[WHAT IS REQUIRED] The entries should be given again in full. Alter nothing.

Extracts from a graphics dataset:
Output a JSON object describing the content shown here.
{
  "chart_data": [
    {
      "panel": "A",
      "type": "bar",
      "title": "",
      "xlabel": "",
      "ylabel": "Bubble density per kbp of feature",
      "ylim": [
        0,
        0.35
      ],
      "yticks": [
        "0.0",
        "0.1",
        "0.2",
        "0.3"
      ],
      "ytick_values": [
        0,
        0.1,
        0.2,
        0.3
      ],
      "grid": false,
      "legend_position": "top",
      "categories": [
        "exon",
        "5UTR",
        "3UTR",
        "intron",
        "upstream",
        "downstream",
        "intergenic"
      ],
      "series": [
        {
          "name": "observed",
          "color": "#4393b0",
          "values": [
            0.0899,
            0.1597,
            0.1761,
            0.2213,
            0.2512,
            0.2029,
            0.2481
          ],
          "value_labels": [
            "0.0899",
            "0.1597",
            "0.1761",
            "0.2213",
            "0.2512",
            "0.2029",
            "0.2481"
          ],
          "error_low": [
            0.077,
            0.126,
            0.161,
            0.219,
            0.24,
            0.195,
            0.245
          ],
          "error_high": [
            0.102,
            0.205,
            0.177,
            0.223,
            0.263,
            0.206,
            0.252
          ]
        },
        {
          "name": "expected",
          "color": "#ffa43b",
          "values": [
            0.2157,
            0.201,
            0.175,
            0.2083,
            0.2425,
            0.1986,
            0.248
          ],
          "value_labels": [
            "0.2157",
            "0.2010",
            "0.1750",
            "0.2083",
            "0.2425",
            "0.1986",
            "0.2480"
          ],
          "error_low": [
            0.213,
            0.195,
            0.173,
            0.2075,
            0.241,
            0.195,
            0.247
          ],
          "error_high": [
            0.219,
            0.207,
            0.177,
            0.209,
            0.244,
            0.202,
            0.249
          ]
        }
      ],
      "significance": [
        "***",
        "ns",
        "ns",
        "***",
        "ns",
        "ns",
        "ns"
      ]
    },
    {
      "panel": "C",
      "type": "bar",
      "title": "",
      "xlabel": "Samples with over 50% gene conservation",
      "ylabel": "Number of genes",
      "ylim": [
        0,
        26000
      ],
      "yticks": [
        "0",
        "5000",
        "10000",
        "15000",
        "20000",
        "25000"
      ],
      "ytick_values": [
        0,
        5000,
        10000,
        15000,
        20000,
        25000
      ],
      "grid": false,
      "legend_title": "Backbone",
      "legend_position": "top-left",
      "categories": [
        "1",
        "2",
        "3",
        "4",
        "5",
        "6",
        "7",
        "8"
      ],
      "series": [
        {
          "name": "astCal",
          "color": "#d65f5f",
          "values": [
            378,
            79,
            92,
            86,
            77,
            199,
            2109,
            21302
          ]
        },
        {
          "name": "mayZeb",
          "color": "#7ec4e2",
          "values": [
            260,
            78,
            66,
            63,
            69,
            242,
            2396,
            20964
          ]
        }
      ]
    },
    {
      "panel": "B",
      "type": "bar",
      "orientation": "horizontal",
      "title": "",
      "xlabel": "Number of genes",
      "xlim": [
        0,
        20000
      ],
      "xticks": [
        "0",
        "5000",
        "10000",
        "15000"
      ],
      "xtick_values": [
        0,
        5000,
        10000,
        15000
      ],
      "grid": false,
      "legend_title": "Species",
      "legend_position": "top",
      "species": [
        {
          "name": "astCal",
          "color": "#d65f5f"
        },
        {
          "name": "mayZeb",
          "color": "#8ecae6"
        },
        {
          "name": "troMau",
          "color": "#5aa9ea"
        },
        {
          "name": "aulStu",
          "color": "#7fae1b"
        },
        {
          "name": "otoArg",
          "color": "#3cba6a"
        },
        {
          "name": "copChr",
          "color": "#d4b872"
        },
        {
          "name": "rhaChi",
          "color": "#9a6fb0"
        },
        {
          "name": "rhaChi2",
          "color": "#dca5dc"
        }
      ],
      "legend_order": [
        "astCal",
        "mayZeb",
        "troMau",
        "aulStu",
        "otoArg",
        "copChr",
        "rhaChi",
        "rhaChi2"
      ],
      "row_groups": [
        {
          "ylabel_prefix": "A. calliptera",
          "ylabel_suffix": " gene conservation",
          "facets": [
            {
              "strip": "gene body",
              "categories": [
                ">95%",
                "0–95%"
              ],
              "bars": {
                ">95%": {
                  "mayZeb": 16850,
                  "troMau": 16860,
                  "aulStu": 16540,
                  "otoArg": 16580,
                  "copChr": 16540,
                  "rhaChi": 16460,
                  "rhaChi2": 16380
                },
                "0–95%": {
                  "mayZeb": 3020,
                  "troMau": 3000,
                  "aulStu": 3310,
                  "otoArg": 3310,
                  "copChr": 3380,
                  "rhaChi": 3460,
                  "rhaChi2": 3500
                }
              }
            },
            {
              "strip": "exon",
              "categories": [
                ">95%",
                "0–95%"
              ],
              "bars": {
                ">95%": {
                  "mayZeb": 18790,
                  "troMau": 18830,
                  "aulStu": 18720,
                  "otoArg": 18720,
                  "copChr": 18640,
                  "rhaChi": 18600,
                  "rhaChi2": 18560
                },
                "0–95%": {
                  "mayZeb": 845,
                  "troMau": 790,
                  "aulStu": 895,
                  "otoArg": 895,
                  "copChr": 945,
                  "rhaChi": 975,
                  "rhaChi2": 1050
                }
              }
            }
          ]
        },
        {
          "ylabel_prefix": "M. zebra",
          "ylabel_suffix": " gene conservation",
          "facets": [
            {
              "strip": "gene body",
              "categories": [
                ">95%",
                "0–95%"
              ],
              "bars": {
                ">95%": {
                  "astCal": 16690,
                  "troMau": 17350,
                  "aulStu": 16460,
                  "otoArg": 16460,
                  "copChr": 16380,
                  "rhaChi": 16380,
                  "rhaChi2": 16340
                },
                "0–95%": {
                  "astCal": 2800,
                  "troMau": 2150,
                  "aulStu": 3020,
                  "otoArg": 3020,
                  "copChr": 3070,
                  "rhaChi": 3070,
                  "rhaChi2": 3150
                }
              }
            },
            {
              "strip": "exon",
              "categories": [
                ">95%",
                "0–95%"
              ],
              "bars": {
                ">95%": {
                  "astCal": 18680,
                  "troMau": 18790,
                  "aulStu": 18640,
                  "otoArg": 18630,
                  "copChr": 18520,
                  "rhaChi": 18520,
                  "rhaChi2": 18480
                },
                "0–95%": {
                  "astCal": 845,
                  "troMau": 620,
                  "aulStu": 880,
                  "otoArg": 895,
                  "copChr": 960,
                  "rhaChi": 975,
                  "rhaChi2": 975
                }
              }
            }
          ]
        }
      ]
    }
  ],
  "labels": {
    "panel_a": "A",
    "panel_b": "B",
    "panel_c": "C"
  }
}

[ANSWER AREA]
Output a JSON object describing the content shown here.
{
  "chart_data": [
    {
      "panel": "A",
      "type": "bar",
      "title": "",
      "xlabel": "",
      "ylabel": "Bubble density per kbp of feature",
      "ylim": [
        0,
        0.35
      ],
      "yticks": [
        "0.0",
        "0.1",
        "0.2",
        "0.3"
      ],
      "ytick_values": [
        0,
        0.1,
        0.2,
        0.3
      ],
      "grid": false,
      "legend_position": "top",
      "categories": [
        "exon",
        "5UTR",
        "3UTR",
        "intron",
        "upstream",
        "downstream",
        "intergenic"
      ],
      "series": [
        {
          "name": "observed",
          "color": "#4393b0",
          "values": [
            0.0899,
            0.1597,
            0.1761,
            0.2213,
            0.2512,
            0.2029,
            0.2481
          ],
          "value_labels": [
            "0.0899",
            "0.1597",
            "0.1761",
            "0.2213",
            "0.2512",
            "0.2029",
            "0.2481"
          ],
          "error_low": [
            0.077,
            0.126,
            0.161,
            0.219,
            0.24,
            0.195,
            0.245
          ],
          "error_high": [
            0.102,
            0.205,
            0.177,
            0.223,
            0.263,
            0.206,
            0.252
          ]
        },
        {
          "name": "expected",
          "color": "#ffa43b",
          "values": [
            0.2157,
            0.201,
            0.175,
            0.2083,
            0.2425,
            0.1986,
            0.248
          ],
          "value_labels": [
            "0.2157",
            "0.2010",
            "0.1750",
            "0.2083",
            "0.2425",
            "0.1986",
            "0.2480"
          ],
          "error_low": [
            0.213,
            0.195,
            0.173,
            0.2075,
            0.241,
            0.195,
            0.247
          ],
          "error_high": [
            0.219,
            0.207,
            0.177,
            0.209,
            0.244,
            0.202,
            0.249
          ]
        }
      ],
      "significance": [
        "***",
        "ns",
        "ns",
        "***",
        "ns",
        "ns",
        "ns"
      ]
    },
    {
      "panel": "C",
      "type": "bar",
      "title": "",
      "xlabel": "Samples with over 50% gene conservation",
      "ylabel": "Number of genes",
      "ylim": [
        0,
        26000
      ],
      "yticks": [
        "0",
        "5000",
        "10000",
        "15000",
        "20000",
        "25000"
      ],
      "ytick_values": [
        0,
        5000,
        10000,
        15000,
        20000,
        25000
      ],
      "grid": false,
      "legend_title": "Backbone",
      "legend_position": "top-left",
      "categories": [
        "1",
        "2",
        "3",
        "4",
        "5",
        "6",
        "7",
        "8"
      ],
      "series": [
        {
          "name": "astCal",
          "color": "#d65f5f",
          "values": [
            378,
            79,
            92,
            86,
            77,
            199,
            2109,
            21302
          ]
        },
        {
          "name": "mayZeb",
          "color": "#7ec4e2",
          "values": [
            260,
            78,
            66,
            63,
            69,
            242,
            2396,
            20964
          ]
        }
      ]
    },
    {
      "panel": "B",
      "type": "bar",
      "orientation": "horizontal",
      "title": "",
      "xlabel": "Number of genes",
      "xlim": [
        0,
        20000
      ],
      "xticks": [
        "0",
        "5000",
        "10000",
        "15000"
      ],
      "xtick_values": [
        0,
        5000,
        10000,
        15000
      ],
      "grid": false,
      "legend_title": "Species",
      "legend_position": "top",
      "species": [
        {
          "name": "astCal",
          "color": "#d65f5f"
        },
        {
          "name": "mayZeb",
          "color": "#8ecae6"
        },
        {
          "name": "troMau",
          "color": "#5aa9ea"
        },
        {
          "name": "aulStu",
          "color": "#7fae1b"
        },
        {
          "name": "otoArg",
          "color": "#3cba6a"
        },
        {
          "name": "copChr",
          "color": "#d4b872"
        },
        {
          "name": "rhaChi",
          "color": "#9a6fb0"
        },
        {
          "name": "rhaChi2",
          "color": "#dca5dc"
        }
      ],
      "legend_order": [
        "astCal",
        "mayZeb",
        "troMau",
        "aulStu",
        "otoArg",
        "copChr",
        "rhaChi",
        "rhaChi2"
      ],
      "row_groups": [
        {
          "ylabel_prefix": "A. calliptera",
          "ylabel_suffix": " gene conservation",
          "facets": [
            {
              "strip": "gene body",
              "categories": [
                ">95%",
                "0–95%"
              ],
              "bars": {
                ">95%": {
                  "mayZeb": 16850,
                  "troMau": 16860,
                  "aulStu": 16540,
                  "otoArg": 16580,
                  "copChr": 16540,
                  "rhaChi": 16460,
                  "rhaChi2": 16380
                },
                "0–95%": {
                  "mayZeb": 3020,
                  "troMau": 3000,
                  "aulStu": 3310,
                  "otoArg": 3310,
                  "copChr": 3380,
                  "rhaChi": 3460,
                  "rhaChi2": 3500
                }
              }
            },
            {
              "strip": "exon",
              "categories": [
                ">95%",
                "0–95%"
              ],
              "bars": {
                ">95%": {
                  "mayZeb": 18790,
                  "troMau": 18830,
                  "aulStu": 18720,
                  "otoArg": 18720,
                  "copChr": 18640,
                  "rhaChi": 18600,
                  "rhaChi2": 18560
                },
                "0–95%": {
                  "mayZeb": 845,
                  "troMau": 790,
                  "aulStu": 895,
                  "otoArg": 895,
                  "copChr": 945,
                  "rhaChi": 975,
                  "rhaChi2": 1050
                }
              }
            }
          ]
        },
        {
          "ylabel_prefix": "M. zebra",
          "ylabel_suffix": " gene conservation",
          "facets": [
            {
              "strip": "gene body",
              "categories": [
                ">95%",
                "0–95%"
              ],
              "bars": {
                ">95%": {
                  "astCal": 16690,
                  "troMau": 17350,
                  "aulStu": 16460,
                  "otoArg": 16460,
                  "copChr": 16380,
                  "rhaChi": 16380,
                  "rhaChi2": 16340
                },
                "0–95%": {
                  "astCal": 2800,
                  "troMau": 2150,
                  "aulStu": 3020,
                  "otoArg": 3020,
                  "copChr": 3070,
                  "rhaChi": 3070,
                  "rhaChi2": 3150
                }
              }
            },
            {
              "strip": "exon",
              "categories": [
                ">95%",
                "0–95%"
              ],
              "bars": {
                ">95%": {
                  "astCal": 18680,
                  "troMau": 18790,
                  "aulStu": 18640,
                  "otoArg": 18630,
                  "copChr": 18520,
                  "rhaChi": 18520,
                  "rhaChi2": 18480
                },
                "0–95%": {
                  "astCal": 845,
                  "troMau": 620,
                  "aulStu": 880,
                  "otoArg": 895,
                  "copChr": 960,
                  "rhaChi": 975,
                  "rhaChi2": 975
                }
              }
            }
          ]
        }
      ]
    }
  ],
  "labels": {
    "panel_a": "A",
    "panel_b": "B",
    "panel_c": "C"
  }
}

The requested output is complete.